**TASK**
Please reproduce every listing below word for word, leaving out the pictures.

Listings of annotated regions

▬▬▬▬▬▬▬▬▬▬

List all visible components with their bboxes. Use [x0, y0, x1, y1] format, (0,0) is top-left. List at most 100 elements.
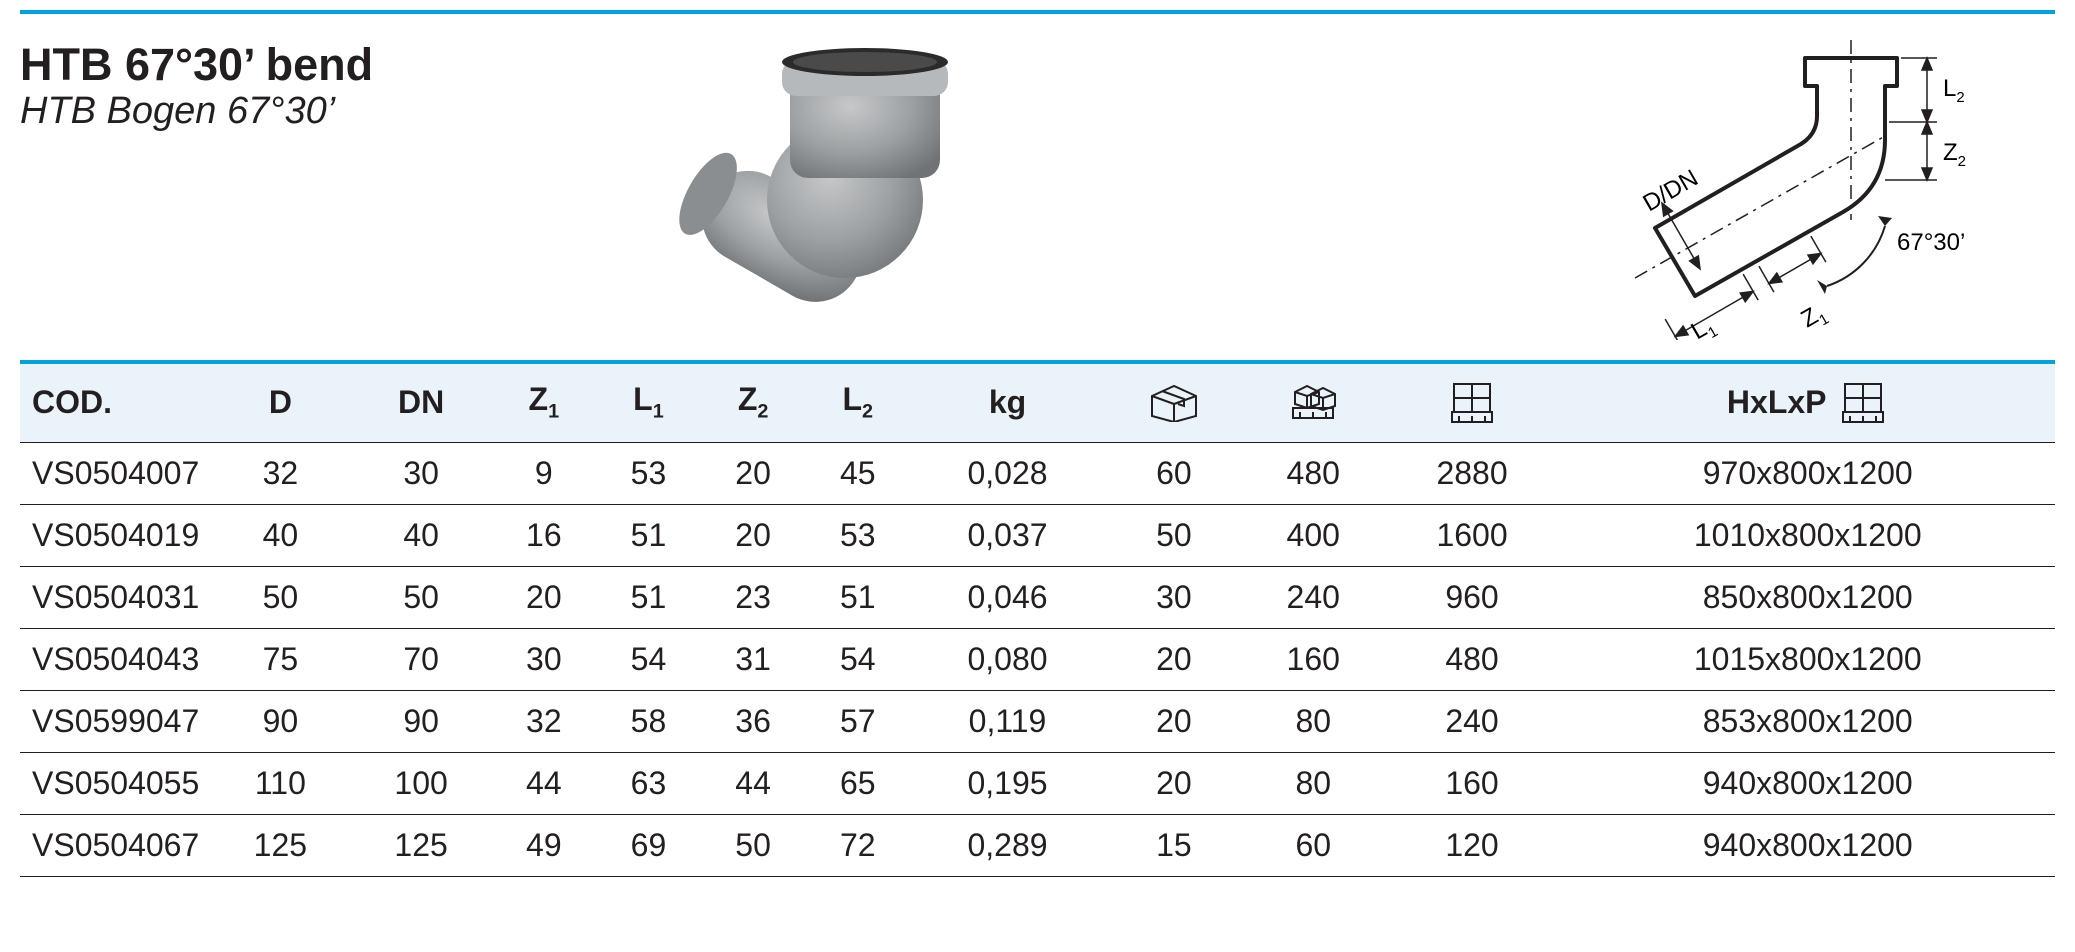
- cell-l1: 51: [596, 505, 701, 567]
- header-row: HTB 67°30’ bend HTB Bogen 67°30’: [20, 40, 2055, 340]
- cell-box: 20: [1105, 691, 1243, 753]
- cell-box: 20: [1105, 753, 1243, 815]
- cell-z1: 32: [492, 691, 597, 753]
- th-dn: DN: [351, 364, 492, 443]
- product-photo: [520, 40, 1120, 340]
- cell-cod: VS0504043: [20, 629, 210, 691]
- th-d: D: [210, 364, 351, 443]
- cell-hxl: 940x800x1200: [1560, 815, 2055, 877]
- cell-box: 20: [1105, 629, 1243, 691]
- cell-box: 60: [1105, 443, 1243, 505]
- cell-d: 50: [210, 567, 351, 629]
- cell-z1: 49: [492, 815, 597, 877]
- cell-hxl: 940x800x1200: [1560, 753, 2055, 815]
- cell-l1: 51: [596, 567, 701, 629]
- svg-text:Z2: Z2: [1943, 139, 1966, 170]
- cell-dn: 30: [351, 443, 492, 505]
- cell-layer: 60: [1243, 815, 1384, 877]
- cell-box: 15: [1105, 815, 1243, 877]
- cell-dn: 100: [351, 753, 492, 815]
- cell-kg: 0,028: [910, 443, 1105, 505]
- cell-l2: 45: [805, 443, 910, 505]
- title-main: HTB 67°30’ bend: [20, 40, 480, 90]
- cell-dn: 70: [351, 629, 492, 691]
- cell-cod: VS0504055: [20, 753, 210, 815]
- cell-l1: 54: [596, 629, 701, 691]
- table-row: VS0504067125125496950720,2891560120940x8…: [20, 815, 2055, 877]
- cell-d: 40: [210, 505, 351, 567]
- table-row: VS0504007323095320450,028604802880970x80…: [20, 443, 2055, 505]
- cell-layer: 240: [1243, 567, 1384, 629]
- cell-l2: 53: [805, 505, 910, 567]
- cell-l2: 57: [805, 691, 910, 753]
- cell-d: 110: [210, 753, 351, 815]
- cell-hxl: 853x800x1200: [1560, 691, 2055, 753]
- th-l1: L1: [596, 364, 701, 443]
- th-z2: Z2: [701, 364, 806, 443]
- table-row: VS05040437570305431540,080201604801015x8…: [20, 629, 2055, 691]
- title-sub: HTB Bogen 67°30’: [20, 90, 480, 133]
- table-row: VS05040315050205123510,04630240960850x80…: [20, 567, 2055, 629]
- cell-dn: 90: [351, 691, 492, 753]
- th-l2: L2: [805, 364, 910, 443]
- cell-kg: 0,119: [910, 691, 1105, 753]
- cell-kg: 0,289: [910, 815, 1105, 877]
- cell-layer: 480: [1243, 443, 1384, 505]
- cell-z2: 20: [701, 505, 806, 567]
- cell-l2: 54: [805, 629, 910, 691]
- cell-l1: 53: [596, 443, 701, 505]
- dimension-diagram: 67°30’ L2 Z2: [1160, 40, 2055, 340]
- cell-layer: 400: [1243, 505, 1384, 567]
- table-row: VS05040194040165120530,0375040016001010x…: [20, 505, 2055, 567]
- cell-pallet: 480: [1384, 629, 1561, 691]
- spec-table: COD. D DN Z1 L1 Z2 L2 kg: [20, 364, 2055, 877]
- cell-l1: 69: [596, 815, 701, 877]
- cell-cod: VS0504007: [20, 443, 210, 505]
- cell-kg: 0,080: [910, 629, 1105, 691]
- cell-layer: 80: [1243, 753, 1384, 815]
- cell-pallet: 240: [1384, 691, 1561, 753]
- title-block: HTB 67°30’ bend HTB Bogen 67°30’: [20, 40, 480, 133]
- cell-l2: 51: [805, 567, 910, 629]
- cell-d: 125: [210, 815, 351, 877]
- th-pallet-icon: [1384, 364, 1561, 443]
- top-rule: [20, 10, 2055, 14]
- cell-z1: 44: [492, 753, 597, 815]
- cell-box: 50: [1105, 505, 1243, 567]
- cell-pallet: 160: [1384, 753, 1561, 815]
- cell-pallet: 120: [1384, 815, 1561, 877]
- cell-pallet: 1600: [1384, 505, 1561, 567]
- cell-pallet: 960: [1384, 567, 1561, 629]
- cell-cod: VS0504031: [20, 567, 210, 629]
- cell-l2: 65: [805, 753, 910, 815]
- cell-dn: 125: [351, 815, 492, 877]
- cell-kg: 0,046: [910, 567, 1105, 629]
- cell-layer: 80: [1243, 691, 1384, 753]
- cell-z1: 16: [492, 505, 597, 567]
- th-hxl: HxLxP: [1560, 364, 2055, 443]
- table-row: VS05990479090325836570,1192080240853x800…: [20, 691, 2055, 753]
- cell-z2: 44: [701, 753, 806, 815]
- cell-z2: 20: [701, 443, 806, 505]
- cell-pallet: 2880: [1384, 443, 1561, 505]
- cell-hxl: 1015x800x1200: [1560, 629, 2055, 691]
- svg-text:L2: L2: [1943, 75, 1965, 106]
- cell-d: 32: [210, 443, 351, 505]
- cell-z2: 23: [701, 567, 806, 629]
- cell-dn: 50: [351, 567, 492, 629]
- th-kg: kg: [910, 364, 1105, 443]
- cell-z1: 20: [492, 567, 597, 629]
- cell-hxl: 1010x800x1200: [1560, 505, 2055, 567]
- cell-box: 30: [1105, 567, 1243, 629]
- cell-z1: 9: [492, 443, 597, 505]
- svg-text:L1: L1: [1687, 311, 1721, 340]
- cell-d: 90: [210, 691, 351, 753]
- cell-l1: 63: [596, 753, 701, 815]
- cell-dn: 40: [351, 505, 492, 567]
- cell-layer: 160: [1243, 629, 1384, 691]
- cell-z2: 36: [701, 691, 806, 753]
- cell-cod: VS0599047: [20, 691, 210, 753]
- cell-kg: 0,195: [910, 753, 1105, 815]
- cell-cod: VS0504067: [20, 815, 210, 877]
- cell-z2: 50: [701, 815, 806, 877]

▬▬▬▬▬▬▬▬▬▬

**RESULT FOR THIS TASK**
List all visible components with their bboxes. Use [x0, y0, x1, y1] format, (0,0) is top-left. List at most 100 elements.
- cell-l1: 51: [596, 505, 701, 567]
- header-row: HTB 67°30’ bend HTB Bogen 67°30’: [20, 40, 2055, 340]
- cell-box: 20: [1105, 691, 1243, 753]
- cell-box: 20: [1105, 753, 1243, 815]
- cell-z1: 32: [492, 691, 597, 753]
- th-dn: DN: [351, 364, 492, 443]
- product-photo: [520, 40, 1120, 340]
- cell-cod: VS0504043: [20, 629, 210, 691]
- th-d: D: [210, 364, 351, 443]
- cell-hxl: 940x800x1200: [1560, 815, 2055, 877]
- cell-box: 20: [1105, 629, 1243, 691]
- cell-box: 60: [1105, 443, 1243, 505]
- cell-d: 50: [210, 567, 351, 629]
- cell-z1: 49: [492, 815, 597, 877]
- cell-hxl: 940x800x1200: [1560, 753, 2055, 815]
- cell-l1: 51: [596, 567, 701, 629]
- svg-text:Z2: Z2: [1943, 139, 1966, 170]
- cell-dn: 30: [351, 443, 492, 505]
- cell-layer: 60: [1243, 815, 1384, 877]
- cell-box: 15: [1105, 815, 1243, 877]
- cell-dn: 100: [351, 753, 492, 815]
- cell-kg: 0,028: [910, 443, 1105, 505]
- cell-l2: 45: [805, 443, 910, 505]
- title-main: HTB 67°30’ bend: [20, 40, 480, 90]
- cell-dn: 70: [351, 629, 492, 691]
- cell-cod: VS0504055: [20, 753, 210, 815]
- cell-l1: 54: [596, 629, 701, 691]
- table-row: VS0504067125125496950720,2891560120940x8…: [20, 815, 2055, 877]
- cell-d: 40: [210, 505, 351, 567]
- table-row: VS0504007323095320450,028604802880970x80…: [20, 443, 2055, 505]
- cell-layer: 240: [1243, 567, 1384, 629]
- cell-l2: 53: [805, 505, 910, 567]
- cell-l2: 57: [805, 691, 910, 753]
- cell-d: 110: [210, 753, 351, 815]
- cell-hxl: 853x800x1200: [1560, 691, 2055, 753]
- th-l1: L1: [596, 364, 701, 443]
- th-z2: Z2: [701, 364, 806, 443]
- table-row: VS05040437570305431540,080201604801015x8…: [20, 629, 2055, 691]
- title-sub: HTB Bogen 67°30’: [20, 90, 480, 133]
- table-row: VS05040315050205123510,04630240960850x80…: [20, 567, 2055, 629]
- cell-dn: 90: [351, 691, 492, 753]
- th-l2: L2: [805, 364, 910, 443]
- cell-kg: 0,119: [910, 691, 1105, 753]
- cell-kg: 0,289: [910, 815, 1105, 877]
- cell-layer: 480: [1243, 443, 1384, 505]
- cell-z2: 20: [701, 505, 806, 567]
- cell-l2: 54: [805, 629, 910, 691]
- cell-l1: 53: [596, 443, 701, 505]
- dimension-diagram: 67°30’ L2 Z2: [1160, 40, 2055, 340]
- cell-layer: 400: [1243, 505, 1384, 567]
- table-row: VS05040194040165120530,0375040016001010x…: [20, 505, 2055, 567]
- cell-pallet: 480: [1384, 629, 1561, 691]
- spec-table: COD. D DN Z1 L1 Z2 L2 kg: [20, 364, 2055, 877]
- cell-l1: 69: [596, 815, 701, 877]
- cell-cod: VS0504007: [20, 443, 210, 505]
- cell-kg: 0,080: [910, 629, 1105, 691]
- cell-layer: 80: [1243, 753, 1384, 815]
- cell-pallet: 240: [1384, 691, 1561, 753]
- title-block: HTB 67°30’ bend HTB Bogen 67°30’: [20, 40, 480, 133]
- cell-l2: 51: [805, 567, 910, 629]
- cell-d: 125: [210, 815, 351, 877]
- th-pallet-icon: [1384, 364, 1561, 443]
- top-rule: [20, 10, 2055, 14]
- cell-z1: 44: [492, 753, 597, 815]
- cell-box: 50: [1105, 505, 1243, 567]
- cell-pallet: 160: [1384, 753, 1561, 815]
- cell-pallet: 120: [1384, 815, 1561, 877]
- cell-pallet: 1600: [1384, 505, 1561, 567]
- cell-pallet: 960: [1384, 567, 1561, 629]
- cell-cod: VS0504031: [20, 567, 210, 629]
- cell-l2: 65: [805, 753, 910, 815]
- cell-dn: 125: [351, 815, 492, 877]
- cell-kg: 0,046: [910, 567, 1105, 629]
- cell-layer: 80: [1243, 691, 1384, 753]
- cell-z1: 16: [492, 505, 597, 567]
- th-hxl: HxLxP: [1560, 364, 2055, 443]
- table-row: VS05990479090325836570,1192080240853x800…: [20, 691, 2055, 753]
- cell-z2: 44: [701, 753, 806, 815]
- cell-z2: 20: [701, 443, 806, 505]
- cell-pallet: 2880: [1384, 443, 1561, 505]
- cell-hxl: 1015x800x1200: [1560, 629, 2055, 691]
- svg-text:L2: L2: [1943, 75, 1965, 106]
- cell-d: 32: [210, 443, 351, 505]
- cell-z2: 23: [701, 567, 806, 629]
- cell-dn: 50: [351, 567, 492, 629]
- th-kg: kg: [910, 364, 1105, 443]
- cell-z1: 20: [492, 567, 597, 629]
- cell-hxl: 1010x800x1200: [1560, 505, 2055, 567]
- cell-box: 30: [1105, 567, 1243, 629]
- cell-z1: 9: [492, 443, 597, 505]
- svg-text:L1: L1: [1687, 311, 1721, 340]
- cell-d: 90: [210, 691, 351, 753]
- cell-l1: 63: [596, 753, 701, 815]
- cell-dn: 40: [351, 505, 492, 567]
- cell-layer: 160: [1243, 629, 1384, 691]
- cell-z2: 36: [701, 691, 806, 753]
- cell-cod: VS0599047: [20, 691, 210, 753]
- cell-kg: 0,195: [910, 753, 1105, 815]
- cell-cod: VS0504067: [20, 815, 210, 877]
- cell-z2: 50: [701, 815, 806, 877]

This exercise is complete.